## Items:
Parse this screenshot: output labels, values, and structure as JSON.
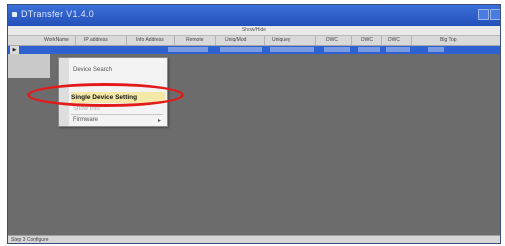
{
  "window": {
    "title": "DTransfer V1.4.0"
  },
  "strip": {
    "label": "Show/Hide"
  },
  "grid": {
    "columns": [
      "WorkName",
      "IP address",
      "Info Address",
      "Remote",
      "Uniq/Mod",
      "Uniquey",
      "DWC",
      "DWC",
      "DWC",
      "Big Top"
    ]
  },
  "selected_row": {
    "marker": "▶"
  },
  "context_menu": {
    "items": [
      {
        "label": "Device Search"
      },
      {
        "label": ""
      },
      {
        "label": "Single Device Setting"
      },
      {
        "label": "Show Info"
      },
      {
        "label": "Firmware"
      }
    ],
    "submenu_arrow": "▸"
  },
  "statusbar": {
    "text": "Step 3 Configure"
  },
  "colors": {
    "titlebar": "#2350b8",
    "selection": "#2f62d1",
    "highlight": "#f6e9a8",
    "annotation": "#e31a1a"
  }
}
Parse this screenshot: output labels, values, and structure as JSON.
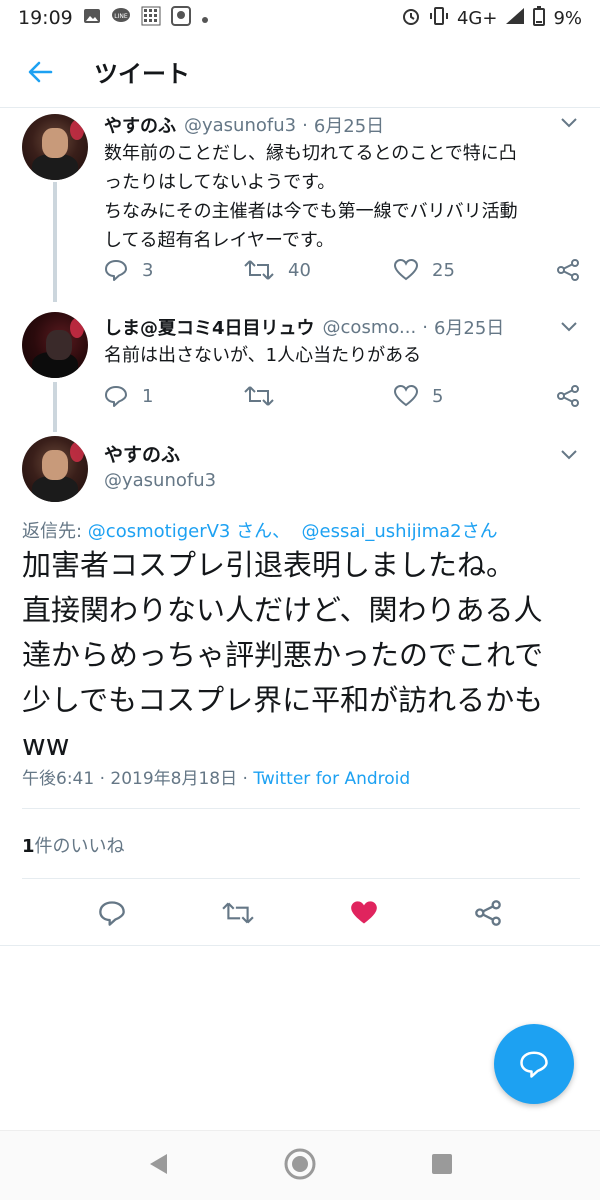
{
  "status_bar": {
    "time": "19:09",
    "network": "4G+",
    "battery": "9%"
  },
  "header": {
    "title": "ツイート"
  },
  "thread": [
    {
      "name": "やすのふ",
      "handle": "@yasunofu3",
      "date": "6月25日",
      "text": "数年前のことだし、縁も切れてるとのことで特に凸\nったりはしてないようです。\nちなみにその主催者は今でも第一線でバリバリ活動\nしてる超有名レイヤーです。",
      "replies": "3",
      "retweets": "40",
      "likes": "25"
    },
    {
      "name": "しま@夏コミ4日目リュウ",
      "handle": "@cosmo...",
      "date": "6月25日",
      "text": "名前は出さないが、1人心当たりがある",
      "replies": "1",
      "retweets": "",
      "likes": "5"
    }
  ],
  "main_tweet": {
    "name": "やすのふ",
    "handle": "@yasunofu3",
    "reply_prefix": "返信先: ",
    "mention1": "@cosmotigerV3 さん、",
    "mention2": "@essai_ushijima2さん",
    "text": "加害者コスプレ引退表明しましたね。\n直接関わりない人だけど、関わりある人\n達からめっちゃ評判悪かったのでこれで\n少しでもコスプレ界に平和が訪れるかも\nww",
    "time": "午後6:41 · 2019年8月18日 · ",
    "client": "Twitter for Android",
    "likes_count": "1",
    "likes_label": "件のいいね"
  },
  "colors": {
    "accent": "#1da1f2",
    "like": "#e0245e",
    "muted": "#657786"
  }
}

## Your instructions:
Set the listing down in full and exactly. Pictures within it should not appear in the copy.

## Exercise solution:
Parse this screenshot: output labels, values, and structure as JSON.
{
  "window": {
    "title": "DTransfer V1.4.0"
  },
  "strip": {
    "label": "Show/Hide"
  },
  "grid": {
    "columns": [
      "WorkName",
      "IP address",
      "Info Address",
      "Remote",
      "Uniq/Mod",
      "Uniquey",
      "DWC",
      "DWC",
      "DWC",
      "Big Top"
    ]
  },
  "selected_row": {
    "marker": "▶"
  },
  "context_menu": {
    "items": [
      {
        "label": "Device Search"
      },
      {
        "label": ""
      },
      {
        "label": "Single Device Setting"
      },
      {
        "label": "Show Info"
      },
      {
        "label": "Firmware"
      }
    ],
    "submenu_arrow": "▸"
  },
  "statusbar": {
    "text": "Step 3 Configure"
  },
  "colors": {
    "titlebar": "#2350b8",
    "selection": "#2f62d1",
    "highlight": "#f6e9a8",
    "annotation": "#e31a1a"
  }
}
Parse this screenshot: output labels, values, and structure as JSON.
{
  "status_bar": {
    "time": "19:09",
    "network": "4G+",
    "battery": "9%"
  },
  "header": {
    "title": "ツイート"
  },
  "thread": [
    {
      "name": "やすのふ",
      "handle": "@yasunofu3",
      "date": "6月25日",
      "text": "数年前のことだし、縁も切れてるとのことで特に凸\nったりはしてないようです。\nちなみにその主催者は今でも第一線でバリバリ活動\nしてる超有名レイヤーです。",
      "replies": "3",
      "retweets": "40",
      "likes": "25"
    },
    {
      "name": "しま@夏コミ4日目リュウ",
      "handle": "@cosmo...",
      "date": "6月25日",
      "text": "名前は出さないが、1人心当たりがある",
      "replies": "1",
      "retweets": "",
      "likes": "5"
    }
  ],
  "main_tweet": {
    "name": "やすのふ",
    "handle": "@yasunofu3",
    "reply_prefix": "返信先: ",
    "mention1": "@cosmotigerV3 さん、",
    "mention2": "@essai_ushijima2さん",
    "text": "加害者コスプレ引退表明しましたね。\n直接関わりない人だけど、関わりある人\n達からめっちゃ評判悪かったのでこれで\n少しでもコスプレ界に平和が訪れるかも\nww",
    "time": "午後6:41 · 2019年8月18日 · ",
    "client": "Twitter for Android",
    "likes_count": "1",
    "likes_label": "件のいいね"
  },
  "colors": {
    "accent": "#1da1f2",
    "like": "#e0245e",
    "muted": "#657786"
  }
}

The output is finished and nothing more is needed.